(Stored data entries)

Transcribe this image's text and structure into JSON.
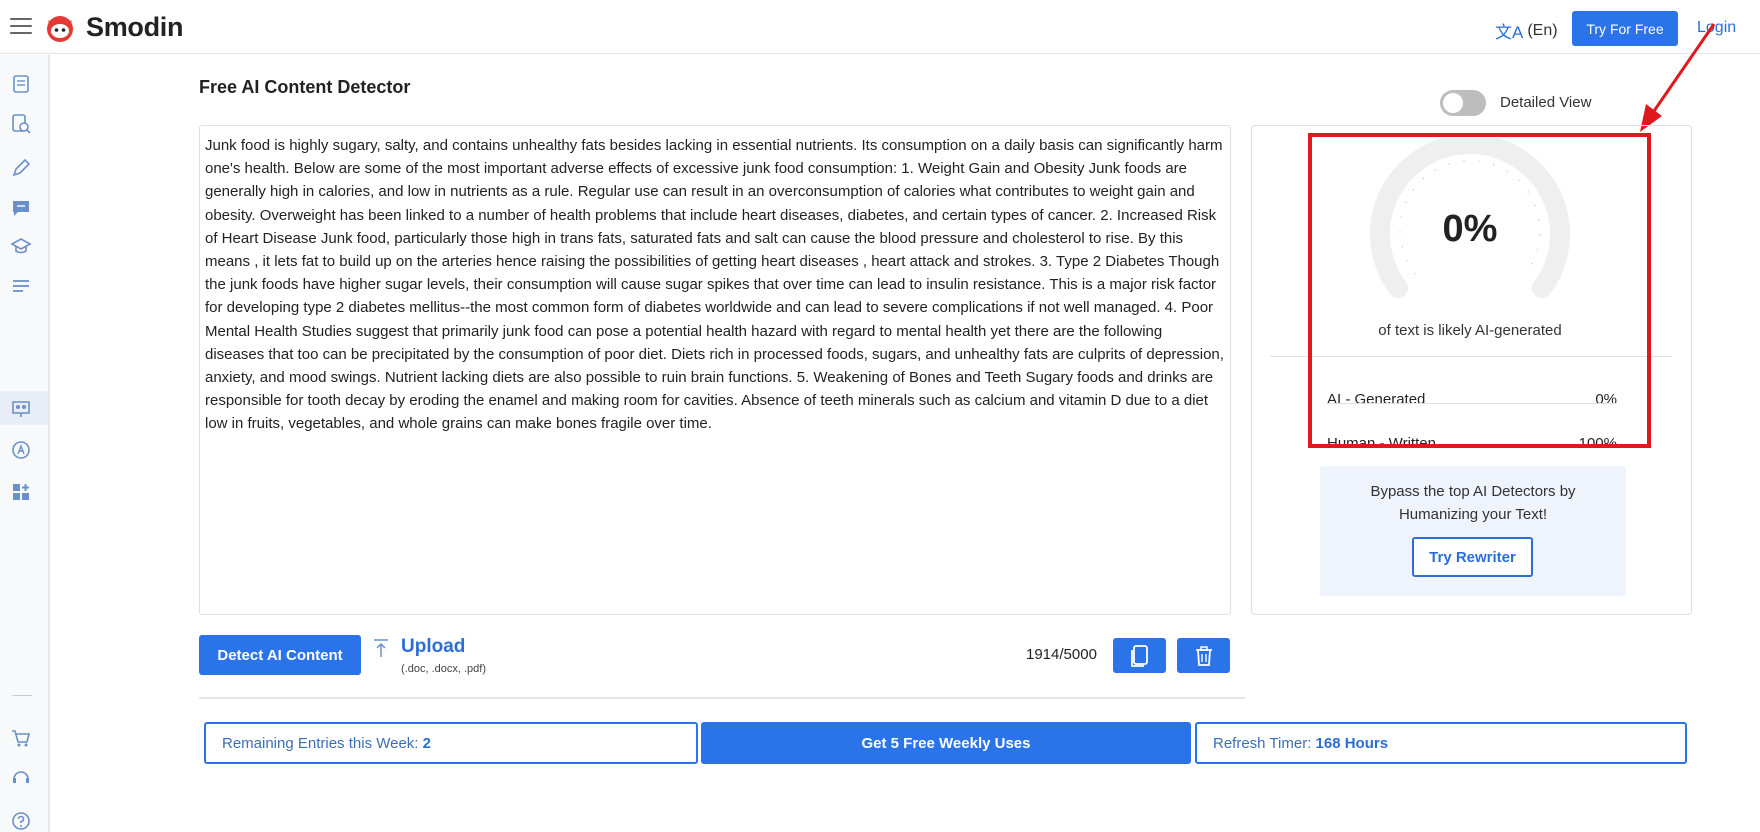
{
  "header": {
    "brand": "Smodin",
    "language": "(En)",
    "try_free_label": "Try For Free",
    "login_label": "Login"
  },
  "sidebar": {
    "icons": [
      "documents-icon",
      "search-document-icon",
      "pencil-icon",
      "chat-icon",
      "graduation-icon",
      "list-icon",
      "ai-detector-icon",
      "translate-icon",
      "apps-icon",
      "cart-icon",
      "support-icon",
      "help-icon"
    ],
    "active": "ai-detector-icon"
  },
  "main": {
    "title": "Free AI Content Detector",
    "detailed_view_label": "Detailed View",
    "detailed_view_on": false,
    "input_text": "Junk food is highly sugary, salty, and contains unhealthy fats besides lacking in essential nutrients. Its consumption on a daily basis can significantly harm one's health. Below are some of the most important adverse effects of excessive junk food consumption: 1. Weight Gain and Obesity Junk foods are generally high in calories, and low in nutrients as a rule. Regular use can result in an overconsumption of calories what contributes to weight gain and obesity. Overweight has been linked to a number of health problems that include heart diseases, diabetes, and certain types of cancer. 2. Increased Risk of Heart Disease Junk food, particularly those high in trans fats, saturated fats and salt can cause the blood pressure and cholesterol to rise. By this means , it lets fat to build up on the arteries hence raising the possibilities of getting heart diseases , heart attack and strokes. 3. Type 2 Diabetes Though the junk foods have higher sugar levels, their consumption will cause sugar spikes that over time can lead to insulin resistance. This is a major risk factor for developing type 2 diabetes mellitus--the most common form of diabetes worldwide and can lead to severe complications if not well managed. 4. Poor Mental Health Studies suggest that primarily junk food can pose a potential health hazard with regard to mental health yet there are the following diseases that too can be precipitated by the consumption of poor diet. Diets rich in processed foods, sugars, and unhealthy fats are culprits of depression, anxiety, and mood swings. Nutrient lacking diets are also possible to ruin brain functions. 5. Weakening of Bones and Teeth Sugary foods and drinks are responsible for tooth decay by eroding the enamel and making room for cavities. Absence of teeth minerals such as calcium and vitamin D due to a diet low in fruits, vegetables, and whole grains can make bones fragile over time.",
    "detect_label": "Detect AI Content",
    "upload_label": "Upload",
    "upload_hint": "(.doc, .docx, .pdf)",
    "char_count": "1914/5000"
  },
  "result": {
    "percent": "0%",
    "likely_text": "of text is likely AI-generated",
    "ai_label": "AI - Generated",
    "ai_value": "0%",
    "human_label": "Human - Written",
    "human_value": "100%",
    "bypass_text": "Bypass the top AI Detectors by Humanizing your Text!",
    "rewriter_label": "Try Rewriter"
  },
  "footer": {
    "remaining_label": "Remaining Entries this Week:",
    "remaining_value": "2",
    "weekly_label": "Get 5 Free Weekly Uses",
    "refresh_label": "Refresh Timer:",
    "refresh_value": "168 Hours"
  },
  "colors": {
    "accent": "#2b73e8",
    "highlight": "#e0191f"
  }
}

• What this task involves: Your copy should repeat each entry above exactly but contain no pictures.

• Written response:
Transcribe this image's text and structure into JSON.
{
  "header": {
    "brand": "Smodin",
    "language": "(En)",
    "try_free_label": "Try For Free",
    "login_label": "Login"
  },
  "sidebar": {
    "icons": [
      "documents-icon",
      "search-document-icon",
      "pencil-icon",
      "chat-icon",
      "graduation-icon",
      "list-icon",
      "ai-detector-icon",
      "translate-icon",
      "apps-icon",
      "cart-icon",
      "support-icon",
      "help-icon"
    ],
    "active": "ai-detector-icon"
  },
  "main": {
    "title": "Free AI Content Detector",
    "detailed_view_label": "Detailed View",
    "detailed_view_on": false,
    "input_text": "Junk food is highly sugary, salty, and contains unhealthy fats besides lacking in essential nutrients. Its consumption on a daily basis can significantly harm one's health. Below are some of the most important adverse effects of excessive junk food consumption: 1. Weight Gain and Obesity Junk foods are generally high in calories, and low in nutrients as a rule. Regular use can result in an overconsumption of calories what contributes to weight gain and obesity. Overweight has been linked to a number of health problems that include heart diseases, diabetes, and certain types of cancer. 2. Increased Risk of Heart Disease Junk food, particularly those high in trans fats, saturated fats and salt can cause the blood pressure and cholesterol to rise. By this means , it lets fat to build up on the arteries hence raising the possibilities of getting heart diseases , heart attack and strokes. 3. Type 2 Diabetes Though the junk foods have higher sugar levels, their consumption will cause sugar spikes that over time can lead to insulin resistance. This is a major risk factor for developing type 2 diabetes mellitus--the most common form of diabetes worldwide and can lead to severe complications if not well managed. 4. Poor Mental Health Studies suggest that primarily junk food can pose a potential health hazard with regard to mental health yet there are the following diseases that too can be precipitated by the consumption of poor diet. Diets rich in processed foods, sugars, and unhealthy fats are culprits of depression, anxiety, and mood swings. Nutrient lacking diets are also possible to ruin brain functions. 5. Weakening of Bones and Teeth Sugary foods and drinks are responsible for tooth decay by eroding the enamel and making room for cavities. Absence of teeth minerals such as calcium and vitamin D due to a diet low in fruits, vegetables, and whole grains can make bones fragile over time.",
    "detect_label": "Detect AI Content",
    "upload_label": "Upload",
    "upload_hint": "(.doc, .docx, .pdf)",
    "char_count": "1914/5000"
  },
  "result": {
    "percent": "0%",
    "likely_text": "of text is likely AI-generated",
    "ai_label": "AI - Generated",
    "ai_value": "0%",
    "human_label": "Human - Written",
    "human_value": "100%",
    "bypass_text": "Bypass the top AI Detectors by Humanizing your Text!",
    "rewriter_label": "Try Rewriter"
  },
  "footer": {
    "remaining_label": "Remaining Entries this Week:",
    "remaining_value": "2",
    "weekly_label": "Get 5 Free Weekly Uses",
    "refresh_label": "Refresh Timer:",
    "refresh_value": "168 Hours"
  },
  "colors": {
    "accent": "#2b73e8",
    "highlight": "#e0191f"
  }
}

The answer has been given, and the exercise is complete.